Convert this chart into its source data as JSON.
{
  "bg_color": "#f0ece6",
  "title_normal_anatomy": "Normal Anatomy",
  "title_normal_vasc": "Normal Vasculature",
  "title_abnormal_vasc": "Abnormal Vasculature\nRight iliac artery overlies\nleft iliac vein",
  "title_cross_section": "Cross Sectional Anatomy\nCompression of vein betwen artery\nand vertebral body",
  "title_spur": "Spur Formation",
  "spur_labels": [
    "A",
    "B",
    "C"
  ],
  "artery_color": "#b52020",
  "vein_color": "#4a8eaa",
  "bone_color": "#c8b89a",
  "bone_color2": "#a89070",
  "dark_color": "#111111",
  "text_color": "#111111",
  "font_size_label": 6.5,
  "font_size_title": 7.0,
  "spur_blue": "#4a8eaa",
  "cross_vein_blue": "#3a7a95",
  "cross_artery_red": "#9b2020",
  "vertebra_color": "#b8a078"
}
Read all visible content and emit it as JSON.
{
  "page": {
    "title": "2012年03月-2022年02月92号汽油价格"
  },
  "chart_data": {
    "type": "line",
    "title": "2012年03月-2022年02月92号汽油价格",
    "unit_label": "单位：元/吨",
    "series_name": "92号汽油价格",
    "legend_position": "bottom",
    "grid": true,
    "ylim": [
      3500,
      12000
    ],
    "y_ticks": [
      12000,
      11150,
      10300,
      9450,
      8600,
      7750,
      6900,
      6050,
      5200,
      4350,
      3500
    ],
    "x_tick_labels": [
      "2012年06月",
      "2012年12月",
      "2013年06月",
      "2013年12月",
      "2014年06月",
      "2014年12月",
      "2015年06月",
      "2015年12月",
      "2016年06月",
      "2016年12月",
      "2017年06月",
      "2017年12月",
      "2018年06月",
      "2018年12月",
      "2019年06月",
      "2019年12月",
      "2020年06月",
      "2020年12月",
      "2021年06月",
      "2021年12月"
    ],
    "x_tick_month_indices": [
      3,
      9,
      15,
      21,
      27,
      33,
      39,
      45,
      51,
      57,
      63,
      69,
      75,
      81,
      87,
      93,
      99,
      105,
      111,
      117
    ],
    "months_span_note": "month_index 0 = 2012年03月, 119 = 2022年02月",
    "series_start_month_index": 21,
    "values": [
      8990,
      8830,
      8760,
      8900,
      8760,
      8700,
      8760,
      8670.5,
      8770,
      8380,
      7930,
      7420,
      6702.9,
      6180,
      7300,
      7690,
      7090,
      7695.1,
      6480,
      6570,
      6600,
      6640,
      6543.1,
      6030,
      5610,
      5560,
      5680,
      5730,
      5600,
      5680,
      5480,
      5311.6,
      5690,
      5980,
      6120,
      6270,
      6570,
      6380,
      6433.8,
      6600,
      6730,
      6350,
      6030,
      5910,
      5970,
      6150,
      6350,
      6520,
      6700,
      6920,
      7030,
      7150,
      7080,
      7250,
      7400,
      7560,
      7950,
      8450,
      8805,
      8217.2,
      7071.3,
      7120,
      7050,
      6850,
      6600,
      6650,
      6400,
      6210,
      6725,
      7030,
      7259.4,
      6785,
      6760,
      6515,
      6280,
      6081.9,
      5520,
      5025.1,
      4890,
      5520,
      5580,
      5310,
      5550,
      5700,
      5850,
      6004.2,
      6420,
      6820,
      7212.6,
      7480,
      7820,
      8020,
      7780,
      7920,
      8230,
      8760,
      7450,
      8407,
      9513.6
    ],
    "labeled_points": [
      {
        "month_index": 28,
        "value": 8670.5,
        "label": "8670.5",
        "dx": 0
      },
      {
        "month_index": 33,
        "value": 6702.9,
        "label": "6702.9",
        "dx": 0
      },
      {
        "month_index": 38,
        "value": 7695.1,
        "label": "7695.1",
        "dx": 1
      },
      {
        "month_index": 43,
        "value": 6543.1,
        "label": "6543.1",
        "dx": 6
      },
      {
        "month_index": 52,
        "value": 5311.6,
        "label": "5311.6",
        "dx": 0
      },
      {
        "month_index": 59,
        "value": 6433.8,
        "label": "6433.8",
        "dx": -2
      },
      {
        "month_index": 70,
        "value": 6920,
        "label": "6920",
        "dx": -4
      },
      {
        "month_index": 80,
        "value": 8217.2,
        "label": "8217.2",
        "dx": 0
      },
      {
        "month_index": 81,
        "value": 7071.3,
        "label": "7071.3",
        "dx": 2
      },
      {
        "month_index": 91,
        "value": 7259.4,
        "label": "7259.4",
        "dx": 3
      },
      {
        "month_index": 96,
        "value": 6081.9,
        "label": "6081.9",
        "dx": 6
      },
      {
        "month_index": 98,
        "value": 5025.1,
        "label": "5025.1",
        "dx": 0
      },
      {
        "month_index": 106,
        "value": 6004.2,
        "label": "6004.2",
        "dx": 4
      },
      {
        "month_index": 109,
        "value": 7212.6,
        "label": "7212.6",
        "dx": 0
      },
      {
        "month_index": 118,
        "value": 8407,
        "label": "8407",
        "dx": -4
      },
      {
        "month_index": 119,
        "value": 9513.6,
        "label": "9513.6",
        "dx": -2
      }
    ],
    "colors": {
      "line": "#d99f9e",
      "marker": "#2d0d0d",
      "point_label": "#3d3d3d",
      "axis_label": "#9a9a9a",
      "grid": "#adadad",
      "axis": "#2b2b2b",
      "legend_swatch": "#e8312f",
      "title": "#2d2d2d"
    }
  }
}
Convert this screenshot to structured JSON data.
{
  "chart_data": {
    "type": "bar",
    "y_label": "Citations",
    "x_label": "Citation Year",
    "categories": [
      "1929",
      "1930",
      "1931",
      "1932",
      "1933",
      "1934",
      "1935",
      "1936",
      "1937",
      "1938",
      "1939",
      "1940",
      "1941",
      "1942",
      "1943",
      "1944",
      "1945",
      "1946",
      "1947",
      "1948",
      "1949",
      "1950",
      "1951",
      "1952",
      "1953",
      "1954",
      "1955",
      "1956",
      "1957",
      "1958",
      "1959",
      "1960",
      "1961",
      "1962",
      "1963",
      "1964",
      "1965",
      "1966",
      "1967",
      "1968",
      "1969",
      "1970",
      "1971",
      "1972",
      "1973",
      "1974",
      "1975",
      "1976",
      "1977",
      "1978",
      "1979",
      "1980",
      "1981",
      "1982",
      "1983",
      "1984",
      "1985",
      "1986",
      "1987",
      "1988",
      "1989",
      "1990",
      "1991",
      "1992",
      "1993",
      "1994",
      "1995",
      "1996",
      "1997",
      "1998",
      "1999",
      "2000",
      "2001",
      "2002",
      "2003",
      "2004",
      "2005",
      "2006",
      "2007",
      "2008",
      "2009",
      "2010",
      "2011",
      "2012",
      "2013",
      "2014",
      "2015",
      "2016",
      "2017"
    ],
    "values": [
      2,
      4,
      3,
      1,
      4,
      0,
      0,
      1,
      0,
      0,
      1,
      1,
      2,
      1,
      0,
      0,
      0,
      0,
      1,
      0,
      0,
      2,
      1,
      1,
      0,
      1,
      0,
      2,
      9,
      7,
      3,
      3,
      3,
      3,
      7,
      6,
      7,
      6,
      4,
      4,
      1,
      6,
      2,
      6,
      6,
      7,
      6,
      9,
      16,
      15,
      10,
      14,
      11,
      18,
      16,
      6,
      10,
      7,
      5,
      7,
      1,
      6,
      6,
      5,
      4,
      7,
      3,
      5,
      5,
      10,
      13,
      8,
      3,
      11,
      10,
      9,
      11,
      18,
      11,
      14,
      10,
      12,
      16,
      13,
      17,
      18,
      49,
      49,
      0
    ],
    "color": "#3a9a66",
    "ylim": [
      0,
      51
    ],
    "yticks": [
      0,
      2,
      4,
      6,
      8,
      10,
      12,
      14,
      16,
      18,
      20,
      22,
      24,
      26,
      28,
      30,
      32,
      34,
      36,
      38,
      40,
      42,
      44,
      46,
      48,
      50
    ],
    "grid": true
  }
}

==================================================

| Do this |
How many lines in the records above contain the word "Anatomy"? Reply with the number and nothing more.

| Complete output |
2